• _Exercise task_
Keep only those lines of the records that include the string "plant".

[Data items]
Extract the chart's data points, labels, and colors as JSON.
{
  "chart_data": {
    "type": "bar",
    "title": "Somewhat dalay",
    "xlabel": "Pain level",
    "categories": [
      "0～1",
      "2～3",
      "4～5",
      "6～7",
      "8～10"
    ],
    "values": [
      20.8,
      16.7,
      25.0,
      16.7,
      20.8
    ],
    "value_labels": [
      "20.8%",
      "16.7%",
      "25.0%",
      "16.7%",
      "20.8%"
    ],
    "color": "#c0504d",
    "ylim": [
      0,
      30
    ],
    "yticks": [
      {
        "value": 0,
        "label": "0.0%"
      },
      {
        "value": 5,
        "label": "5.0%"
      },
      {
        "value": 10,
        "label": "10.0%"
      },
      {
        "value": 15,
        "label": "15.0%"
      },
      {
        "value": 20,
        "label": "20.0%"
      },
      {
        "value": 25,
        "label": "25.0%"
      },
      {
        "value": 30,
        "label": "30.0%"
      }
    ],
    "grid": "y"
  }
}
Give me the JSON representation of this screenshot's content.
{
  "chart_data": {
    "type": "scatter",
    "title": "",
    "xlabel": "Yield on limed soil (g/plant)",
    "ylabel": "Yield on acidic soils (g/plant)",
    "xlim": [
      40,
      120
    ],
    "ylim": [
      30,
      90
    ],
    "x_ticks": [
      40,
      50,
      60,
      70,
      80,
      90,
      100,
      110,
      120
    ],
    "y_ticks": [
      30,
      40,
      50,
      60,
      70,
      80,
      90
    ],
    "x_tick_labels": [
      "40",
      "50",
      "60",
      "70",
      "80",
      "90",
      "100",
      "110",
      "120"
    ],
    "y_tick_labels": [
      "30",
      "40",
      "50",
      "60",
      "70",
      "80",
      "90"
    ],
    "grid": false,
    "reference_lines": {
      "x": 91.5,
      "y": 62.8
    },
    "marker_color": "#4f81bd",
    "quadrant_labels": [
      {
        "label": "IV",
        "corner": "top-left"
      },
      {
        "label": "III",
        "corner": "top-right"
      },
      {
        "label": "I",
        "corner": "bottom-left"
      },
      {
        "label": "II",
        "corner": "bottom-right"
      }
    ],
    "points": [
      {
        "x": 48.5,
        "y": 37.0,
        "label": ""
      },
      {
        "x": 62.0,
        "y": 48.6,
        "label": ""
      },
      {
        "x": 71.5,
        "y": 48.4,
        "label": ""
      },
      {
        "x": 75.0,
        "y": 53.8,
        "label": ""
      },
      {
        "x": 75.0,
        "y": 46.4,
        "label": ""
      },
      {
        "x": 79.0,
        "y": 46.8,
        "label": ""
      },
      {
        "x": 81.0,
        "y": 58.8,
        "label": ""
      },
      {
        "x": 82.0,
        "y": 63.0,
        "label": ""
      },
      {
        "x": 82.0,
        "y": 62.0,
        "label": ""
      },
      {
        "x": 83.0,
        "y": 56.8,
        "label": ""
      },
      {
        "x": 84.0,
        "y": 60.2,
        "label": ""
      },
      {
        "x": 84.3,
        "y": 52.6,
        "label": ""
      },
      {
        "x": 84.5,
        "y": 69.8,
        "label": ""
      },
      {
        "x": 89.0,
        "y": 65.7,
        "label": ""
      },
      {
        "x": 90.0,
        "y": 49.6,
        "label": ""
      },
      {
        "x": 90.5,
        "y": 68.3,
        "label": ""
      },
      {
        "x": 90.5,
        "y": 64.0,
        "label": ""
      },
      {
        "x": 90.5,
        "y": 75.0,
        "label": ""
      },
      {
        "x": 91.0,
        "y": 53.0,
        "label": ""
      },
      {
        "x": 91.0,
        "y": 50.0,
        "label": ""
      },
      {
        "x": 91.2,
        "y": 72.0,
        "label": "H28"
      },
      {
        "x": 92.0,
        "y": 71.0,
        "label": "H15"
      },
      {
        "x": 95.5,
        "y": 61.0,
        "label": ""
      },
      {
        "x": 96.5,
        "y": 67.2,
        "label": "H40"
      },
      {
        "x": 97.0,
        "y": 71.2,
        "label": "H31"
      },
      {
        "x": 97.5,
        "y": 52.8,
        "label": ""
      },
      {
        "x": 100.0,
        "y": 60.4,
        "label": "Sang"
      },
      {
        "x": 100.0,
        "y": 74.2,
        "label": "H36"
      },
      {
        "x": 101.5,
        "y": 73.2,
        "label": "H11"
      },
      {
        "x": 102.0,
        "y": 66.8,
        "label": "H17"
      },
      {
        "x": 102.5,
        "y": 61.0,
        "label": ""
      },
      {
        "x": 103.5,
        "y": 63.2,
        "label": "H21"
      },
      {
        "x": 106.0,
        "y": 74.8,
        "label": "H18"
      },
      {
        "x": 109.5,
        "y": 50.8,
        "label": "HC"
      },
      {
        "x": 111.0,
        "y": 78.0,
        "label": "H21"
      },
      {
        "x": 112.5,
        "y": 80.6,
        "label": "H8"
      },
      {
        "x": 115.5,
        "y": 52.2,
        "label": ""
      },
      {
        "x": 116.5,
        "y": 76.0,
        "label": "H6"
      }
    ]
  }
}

• _Task result_
    "xlabel": "Yield on limed soil (g/plant)",
    "ylabel": "Yield on acidic soils (g/plant)",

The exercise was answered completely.